- _RECORDS FOR THIS TASK_
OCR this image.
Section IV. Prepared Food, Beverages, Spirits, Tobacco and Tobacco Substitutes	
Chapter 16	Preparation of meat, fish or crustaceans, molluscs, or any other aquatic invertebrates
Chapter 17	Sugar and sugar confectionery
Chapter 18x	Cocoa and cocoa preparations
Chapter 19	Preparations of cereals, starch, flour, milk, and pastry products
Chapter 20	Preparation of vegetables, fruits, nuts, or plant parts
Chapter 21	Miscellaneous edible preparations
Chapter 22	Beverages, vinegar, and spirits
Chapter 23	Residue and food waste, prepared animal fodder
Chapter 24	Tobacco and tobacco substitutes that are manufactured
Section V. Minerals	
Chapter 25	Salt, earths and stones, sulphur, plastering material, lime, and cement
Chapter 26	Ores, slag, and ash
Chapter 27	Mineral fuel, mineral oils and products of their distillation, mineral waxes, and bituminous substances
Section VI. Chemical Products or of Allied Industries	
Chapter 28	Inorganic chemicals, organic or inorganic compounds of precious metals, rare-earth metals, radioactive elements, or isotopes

- _PROBLEM DETAILS_
Print the records above in full, exactly.

- _ANSWER TO THE PROBLEM_
OCR this image.
Section IV. Prepared Food, Beverages, Spirits, Tobacco and Tobacco Substitutes	
Chapter 16	Preparation of meat, fish or crustaceans, molluscs, or any other aquatic invertebrates
Chapter 17	Sugar and sugar confectionery
Chapter 18x	Cocoa and cocoa preparations
Chapter 19	Preparations of cereals, starch, flour, milk, and pastry products
Chapter 20	Preparation of vegetables, fruits, nuts, or plant parts
Chapter 21	Miscellaneous edible preparations
Chapter 22	Beverages, vinegar, and spirits
Chapter 23	Residue and food waste, prepared animal fodder
Chapter 24	Tobacco and tobacco substitutes that are manufactured
Section V. Minerals	
Chapter 25	Salt, earths and stones, sulphur, plastering material, lime, and cement
Chapter 26	Ores, slag, and ash
Chapter 27	Mineral fuel, mineral oils and products of their distillation, mineral waxes, and bituminous substances
Section VI. Chemical Products or of Allied Industries	
Chapter 28	Inorganic chemicals, organic or inorganic compounds of precious metals, rare-earth metals, radioactive elements, or isotopes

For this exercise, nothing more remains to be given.